Stated problem: Scan the lines and state how many carry "развития". Leave out everything but the number.

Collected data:

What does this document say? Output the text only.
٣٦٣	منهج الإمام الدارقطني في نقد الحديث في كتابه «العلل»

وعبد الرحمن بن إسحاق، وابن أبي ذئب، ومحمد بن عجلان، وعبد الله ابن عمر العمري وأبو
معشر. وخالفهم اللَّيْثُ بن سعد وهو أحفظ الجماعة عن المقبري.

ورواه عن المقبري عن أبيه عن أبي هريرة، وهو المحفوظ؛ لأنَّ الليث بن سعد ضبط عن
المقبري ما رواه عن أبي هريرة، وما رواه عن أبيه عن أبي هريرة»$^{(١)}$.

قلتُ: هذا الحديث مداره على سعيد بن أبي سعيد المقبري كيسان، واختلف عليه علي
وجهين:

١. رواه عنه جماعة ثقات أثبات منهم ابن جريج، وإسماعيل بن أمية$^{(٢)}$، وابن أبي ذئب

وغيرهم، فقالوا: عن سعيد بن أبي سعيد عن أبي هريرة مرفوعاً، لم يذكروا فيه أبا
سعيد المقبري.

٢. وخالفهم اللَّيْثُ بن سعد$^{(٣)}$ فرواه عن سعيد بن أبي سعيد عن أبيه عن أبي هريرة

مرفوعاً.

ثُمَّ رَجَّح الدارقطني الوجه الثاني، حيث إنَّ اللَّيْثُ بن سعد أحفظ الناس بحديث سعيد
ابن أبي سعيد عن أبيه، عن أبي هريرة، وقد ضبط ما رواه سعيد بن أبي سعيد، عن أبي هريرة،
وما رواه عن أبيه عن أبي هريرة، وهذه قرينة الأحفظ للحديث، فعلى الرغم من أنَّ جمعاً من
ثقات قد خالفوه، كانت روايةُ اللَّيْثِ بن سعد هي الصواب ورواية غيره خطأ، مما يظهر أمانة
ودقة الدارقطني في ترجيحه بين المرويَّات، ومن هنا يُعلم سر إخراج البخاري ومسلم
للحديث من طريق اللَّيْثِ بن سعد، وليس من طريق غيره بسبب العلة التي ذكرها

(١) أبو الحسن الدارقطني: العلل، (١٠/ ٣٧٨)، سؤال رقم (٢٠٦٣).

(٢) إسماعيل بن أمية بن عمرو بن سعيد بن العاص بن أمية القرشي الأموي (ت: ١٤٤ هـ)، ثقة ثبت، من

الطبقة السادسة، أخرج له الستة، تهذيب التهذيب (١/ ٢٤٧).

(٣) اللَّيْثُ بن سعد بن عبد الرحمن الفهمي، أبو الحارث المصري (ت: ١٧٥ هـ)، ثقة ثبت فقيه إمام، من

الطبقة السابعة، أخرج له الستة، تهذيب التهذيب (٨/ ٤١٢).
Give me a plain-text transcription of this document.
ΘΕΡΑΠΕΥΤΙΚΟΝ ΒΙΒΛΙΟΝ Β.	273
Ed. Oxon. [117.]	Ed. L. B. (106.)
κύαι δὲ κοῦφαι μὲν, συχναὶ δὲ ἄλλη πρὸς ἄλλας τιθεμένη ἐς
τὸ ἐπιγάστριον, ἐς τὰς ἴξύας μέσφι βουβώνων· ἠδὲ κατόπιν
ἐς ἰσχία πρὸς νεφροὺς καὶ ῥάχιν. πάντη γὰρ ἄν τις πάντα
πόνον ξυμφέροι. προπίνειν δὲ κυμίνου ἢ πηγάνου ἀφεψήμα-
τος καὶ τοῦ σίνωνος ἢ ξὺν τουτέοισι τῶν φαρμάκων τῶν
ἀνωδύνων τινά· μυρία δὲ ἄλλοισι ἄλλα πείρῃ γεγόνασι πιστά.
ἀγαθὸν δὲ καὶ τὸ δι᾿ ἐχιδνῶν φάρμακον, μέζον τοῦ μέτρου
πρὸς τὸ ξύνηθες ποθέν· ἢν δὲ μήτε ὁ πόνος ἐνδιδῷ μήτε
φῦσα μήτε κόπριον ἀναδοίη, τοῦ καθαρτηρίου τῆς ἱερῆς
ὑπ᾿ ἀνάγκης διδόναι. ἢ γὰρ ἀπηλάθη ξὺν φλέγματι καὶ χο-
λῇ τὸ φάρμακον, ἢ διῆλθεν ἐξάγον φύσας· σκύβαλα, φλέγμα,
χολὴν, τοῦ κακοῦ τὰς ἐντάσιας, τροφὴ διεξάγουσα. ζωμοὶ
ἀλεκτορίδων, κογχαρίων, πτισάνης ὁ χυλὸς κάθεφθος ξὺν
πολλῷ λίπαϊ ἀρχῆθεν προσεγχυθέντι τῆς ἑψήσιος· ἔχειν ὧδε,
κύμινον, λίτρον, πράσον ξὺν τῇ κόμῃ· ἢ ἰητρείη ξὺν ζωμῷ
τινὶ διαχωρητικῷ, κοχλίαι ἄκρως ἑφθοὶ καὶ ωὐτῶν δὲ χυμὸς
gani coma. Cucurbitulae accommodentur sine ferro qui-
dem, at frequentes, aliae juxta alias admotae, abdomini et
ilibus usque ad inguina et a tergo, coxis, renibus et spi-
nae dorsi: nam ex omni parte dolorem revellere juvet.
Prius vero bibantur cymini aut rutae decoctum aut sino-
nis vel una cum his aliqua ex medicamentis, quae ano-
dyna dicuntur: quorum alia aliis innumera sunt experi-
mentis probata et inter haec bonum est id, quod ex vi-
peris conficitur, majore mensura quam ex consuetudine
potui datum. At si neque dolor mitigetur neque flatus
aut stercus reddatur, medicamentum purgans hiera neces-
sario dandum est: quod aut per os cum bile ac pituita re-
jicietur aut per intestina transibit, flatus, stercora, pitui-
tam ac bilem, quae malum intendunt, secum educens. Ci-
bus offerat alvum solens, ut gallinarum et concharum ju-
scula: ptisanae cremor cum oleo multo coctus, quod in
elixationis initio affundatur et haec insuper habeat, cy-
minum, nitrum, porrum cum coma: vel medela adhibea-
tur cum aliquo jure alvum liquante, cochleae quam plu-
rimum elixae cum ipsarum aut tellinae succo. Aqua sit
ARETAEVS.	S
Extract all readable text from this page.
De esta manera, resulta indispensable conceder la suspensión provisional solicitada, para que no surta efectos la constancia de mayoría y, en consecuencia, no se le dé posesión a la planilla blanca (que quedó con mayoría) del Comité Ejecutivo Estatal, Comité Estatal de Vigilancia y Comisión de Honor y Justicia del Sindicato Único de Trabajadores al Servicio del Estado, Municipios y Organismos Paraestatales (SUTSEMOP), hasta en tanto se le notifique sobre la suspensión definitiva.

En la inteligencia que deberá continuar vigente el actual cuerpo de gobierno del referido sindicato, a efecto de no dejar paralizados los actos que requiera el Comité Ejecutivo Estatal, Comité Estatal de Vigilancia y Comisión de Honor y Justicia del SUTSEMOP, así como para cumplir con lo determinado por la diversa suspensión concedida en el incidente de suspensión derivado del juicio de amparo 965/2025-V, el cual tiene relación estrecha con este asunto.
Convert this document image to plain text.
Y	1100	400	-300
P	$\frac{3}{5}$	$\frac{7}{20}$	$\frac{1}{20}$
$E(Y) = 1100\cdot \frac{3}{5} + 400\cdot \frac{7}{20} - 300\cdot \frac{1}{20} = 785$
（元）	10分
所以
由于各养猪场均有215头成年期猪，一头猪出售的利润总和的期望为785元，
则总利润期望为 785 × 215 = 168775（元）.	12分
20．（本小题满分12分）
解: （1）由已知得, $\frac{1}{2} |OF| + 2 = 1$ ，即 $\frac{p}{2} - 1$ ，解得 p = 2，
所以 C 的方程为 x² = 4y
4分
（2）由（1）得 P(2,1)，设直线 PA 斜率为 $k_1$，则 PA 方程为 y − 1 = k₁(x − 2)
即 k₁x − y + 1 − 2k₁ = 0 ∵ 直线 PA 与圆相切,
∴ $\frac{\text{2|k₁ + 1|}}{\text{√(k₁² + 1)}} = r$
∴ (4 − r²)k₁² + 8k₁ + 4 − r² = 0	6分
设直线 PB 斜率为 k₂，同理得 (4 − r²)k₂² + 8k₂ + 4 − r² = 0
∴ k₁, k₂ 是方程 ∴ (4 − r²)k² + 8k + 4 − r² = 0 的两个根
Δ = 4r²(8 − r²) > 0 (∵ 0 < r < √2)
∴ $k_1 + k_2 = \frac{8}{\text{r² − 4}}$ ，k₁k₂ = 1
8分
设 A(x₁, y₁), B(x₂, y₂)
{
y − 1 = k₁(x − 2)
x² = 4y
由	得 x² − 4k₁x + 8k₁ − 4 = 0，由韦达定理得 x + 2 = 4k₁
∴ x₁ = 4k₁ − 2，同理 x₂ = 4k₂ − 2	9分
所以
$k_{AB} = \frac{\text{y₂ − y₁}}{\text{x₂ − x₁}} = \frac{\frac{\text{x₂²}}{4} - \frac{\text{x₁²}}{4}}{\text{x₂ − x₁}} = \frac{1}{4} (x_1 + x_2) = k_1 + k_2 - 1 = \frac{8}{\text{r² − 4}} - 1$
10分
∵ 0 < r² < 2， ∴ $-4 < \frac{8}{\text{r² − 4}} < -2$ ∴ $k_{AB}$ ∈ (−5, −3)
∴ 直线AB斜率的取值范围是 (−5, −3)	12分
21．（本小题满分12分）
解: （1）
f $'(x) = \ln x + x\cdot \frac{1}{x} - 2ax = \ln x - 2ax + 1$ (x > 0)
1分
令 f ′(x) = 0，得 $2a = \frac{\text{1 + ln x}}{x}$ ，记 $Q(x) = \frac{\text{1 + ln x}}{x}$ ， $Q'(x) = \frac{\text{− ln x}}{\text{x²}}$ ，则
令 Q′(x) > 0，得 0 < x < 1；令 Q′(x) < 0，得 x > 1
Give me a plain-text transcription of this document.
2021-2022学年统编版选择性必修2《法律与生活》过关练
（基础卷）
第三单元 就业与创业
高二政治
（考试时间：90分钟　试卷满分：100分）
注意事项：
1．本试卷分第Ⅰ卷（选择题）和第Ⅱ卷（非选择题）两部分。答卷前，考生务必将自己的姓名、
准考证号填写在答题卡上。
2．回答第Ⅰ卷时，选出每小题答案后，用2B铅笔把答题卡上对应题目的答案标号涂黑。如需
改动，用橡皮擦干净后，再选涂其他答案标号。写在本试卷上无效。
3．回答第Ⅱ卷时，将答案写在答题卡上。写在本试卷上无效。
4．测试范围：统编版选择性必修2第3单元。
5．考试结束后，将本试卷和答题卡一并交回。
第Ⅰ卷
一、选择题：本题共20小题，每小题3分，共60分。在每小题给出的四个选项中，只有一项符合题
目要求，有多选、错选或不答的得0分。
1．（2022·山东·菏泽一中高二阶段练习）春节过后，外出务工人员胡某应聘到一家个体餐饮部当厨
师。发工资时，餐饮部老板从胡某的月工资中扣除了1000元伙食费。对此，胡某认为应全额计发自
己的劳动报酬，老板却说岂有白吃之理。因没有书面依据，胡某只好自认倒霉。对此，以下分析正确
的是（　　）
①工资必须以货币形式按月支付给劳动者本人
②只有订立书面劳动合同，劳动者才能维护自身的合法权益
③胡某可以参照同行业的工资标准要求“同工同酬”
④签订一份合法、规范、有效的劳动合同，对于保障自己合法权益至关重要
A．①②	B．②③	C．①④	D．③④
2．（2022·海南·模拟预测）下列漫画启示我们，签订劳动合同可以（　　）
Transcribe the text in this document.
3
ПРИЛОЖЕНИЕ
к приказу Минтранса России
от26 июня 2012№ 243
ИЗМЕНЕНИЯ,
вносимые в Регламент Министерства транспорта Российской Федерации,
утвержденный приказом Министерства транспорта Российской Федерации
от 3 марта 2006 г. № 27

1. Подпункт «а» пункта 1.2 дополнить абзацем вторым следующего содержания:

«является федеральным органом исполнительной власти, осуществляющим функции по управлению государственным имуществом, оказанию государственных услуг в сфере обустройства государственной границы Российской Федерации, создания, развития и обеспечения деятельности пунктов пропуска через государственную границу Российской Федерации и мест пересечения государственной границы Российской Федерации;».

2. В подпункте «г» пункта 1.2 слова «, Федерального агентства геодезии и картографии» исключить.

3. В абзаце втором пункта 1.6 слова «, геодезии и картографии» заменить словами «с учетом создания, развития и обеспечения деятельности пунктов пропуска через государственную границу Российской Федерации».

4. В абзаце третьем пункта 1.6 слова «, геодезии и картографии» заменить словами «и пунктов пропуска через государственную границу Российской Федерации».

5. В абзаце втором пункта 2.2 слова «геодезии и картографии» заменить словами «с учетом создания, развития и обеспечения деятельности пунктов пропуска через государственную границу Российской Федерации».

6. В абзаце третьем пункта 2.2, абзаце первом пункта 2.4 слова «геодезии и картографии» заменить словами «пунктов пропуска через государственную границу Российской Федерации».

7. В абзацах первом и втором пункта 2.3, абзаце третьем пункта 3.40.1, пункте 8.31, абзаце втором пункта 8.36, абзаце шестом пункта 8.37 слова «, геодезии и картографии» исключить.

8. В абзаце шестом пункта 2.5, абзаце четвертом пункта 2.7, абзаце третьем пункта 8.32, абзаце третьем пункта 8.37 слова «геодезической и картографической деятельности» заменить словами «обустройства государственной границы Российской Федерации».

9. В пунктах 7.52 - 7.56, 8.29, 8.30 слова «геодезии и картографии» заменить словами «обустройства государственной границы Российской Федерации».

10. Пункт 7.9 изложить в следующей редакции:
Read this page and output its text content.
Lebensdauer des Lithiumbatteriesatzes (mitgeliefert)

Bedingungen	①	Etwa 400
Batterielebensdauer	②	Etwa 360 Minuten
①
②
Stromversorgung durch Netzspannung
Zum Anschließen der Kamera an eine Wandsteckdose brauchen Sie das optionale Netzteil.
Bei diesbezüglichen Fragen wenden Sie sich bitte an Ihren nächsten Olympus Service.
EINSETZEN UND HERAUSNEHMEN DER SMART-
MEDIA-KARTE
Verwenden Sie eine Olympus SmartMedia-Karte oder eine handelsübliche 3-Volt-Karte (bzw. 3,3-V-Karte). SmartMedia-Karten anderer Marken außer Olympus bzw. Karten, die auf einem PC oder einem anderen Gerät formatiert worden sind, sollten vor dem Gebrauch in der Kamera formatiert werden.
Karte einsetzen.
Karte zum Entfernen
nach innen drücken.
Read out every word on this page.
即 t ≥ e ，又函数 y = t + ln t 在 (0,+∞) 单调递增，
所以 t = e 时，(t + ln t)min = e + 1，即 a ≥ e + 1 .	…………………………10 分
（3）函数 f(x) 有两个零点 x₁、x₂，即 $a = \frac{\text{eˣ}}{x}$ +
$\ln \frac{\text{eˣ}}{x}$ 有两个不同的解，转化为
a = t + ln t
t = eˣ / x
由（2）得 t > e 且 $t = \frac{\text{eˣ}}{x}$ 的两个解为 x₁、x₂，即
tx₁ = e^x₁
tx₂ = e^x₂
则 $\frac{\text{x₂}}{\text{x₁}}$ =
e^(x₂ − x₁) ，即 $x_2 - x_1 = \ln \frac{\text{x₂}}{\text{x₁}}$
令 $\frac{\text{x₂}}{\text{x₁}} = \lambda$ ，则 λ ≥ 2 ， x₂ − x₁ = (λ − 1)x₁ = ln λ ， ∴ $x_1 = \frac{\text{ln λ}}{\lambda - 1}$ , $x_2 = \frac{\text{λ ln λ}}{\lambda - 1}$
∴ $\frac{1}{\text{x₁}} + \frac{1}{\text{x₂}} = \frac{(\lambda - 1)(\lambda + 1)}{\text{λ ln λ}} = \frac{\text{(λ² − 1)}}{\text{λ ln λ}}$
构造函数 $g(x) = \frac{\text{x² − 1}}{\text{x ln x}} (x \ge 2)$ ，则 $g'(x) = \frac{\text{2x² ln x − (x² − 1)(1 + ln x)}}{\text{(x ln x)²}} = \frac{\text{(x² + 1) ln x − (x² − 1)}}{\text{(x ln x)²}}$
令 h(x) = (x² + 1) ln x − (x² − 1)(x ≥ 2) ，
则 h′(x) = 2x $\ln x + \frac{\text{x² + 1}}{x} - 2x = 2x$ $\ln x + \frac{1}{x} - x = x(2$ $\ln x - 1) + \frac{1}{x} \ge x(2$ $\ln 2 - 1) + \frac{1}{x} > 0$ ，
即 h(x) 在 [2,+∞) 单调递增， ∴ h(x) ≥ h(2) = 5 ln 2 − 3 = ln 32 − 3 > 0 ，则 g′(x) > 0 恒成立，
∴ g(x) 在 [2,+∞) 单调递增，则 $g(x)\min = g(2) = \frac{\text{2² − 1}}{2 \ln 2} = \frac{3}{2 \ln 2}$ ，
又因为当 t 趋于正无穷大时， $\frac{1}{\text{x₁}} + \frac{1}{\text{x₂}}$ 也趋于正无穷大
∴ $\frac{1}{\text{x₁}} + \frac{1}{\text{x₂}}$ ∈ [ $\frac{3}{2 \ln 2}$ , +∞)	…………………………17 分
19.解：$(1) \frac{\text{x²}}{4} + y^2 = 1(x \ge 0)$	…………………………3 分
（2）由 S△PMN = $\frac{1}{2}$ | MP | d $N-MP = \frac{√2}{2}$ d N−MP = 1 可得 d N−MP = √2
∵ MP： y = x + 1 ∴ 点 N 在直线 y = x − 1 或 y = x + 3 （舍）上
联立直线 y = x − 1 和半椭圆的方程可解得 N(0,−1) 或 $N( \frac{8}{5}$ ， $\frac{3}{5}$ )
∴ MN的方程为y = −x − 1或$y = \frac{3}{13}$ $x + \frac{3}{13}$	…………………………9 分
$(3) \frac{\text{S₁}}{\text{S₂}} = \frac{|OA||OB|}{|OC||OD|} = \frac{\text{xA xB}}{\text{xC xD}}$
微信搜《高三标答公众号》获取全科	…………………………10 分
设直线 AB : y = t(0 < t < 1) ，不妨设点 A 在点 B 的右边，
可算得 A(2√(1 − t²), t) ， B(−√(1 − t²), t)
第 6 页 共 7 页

Written answer: 3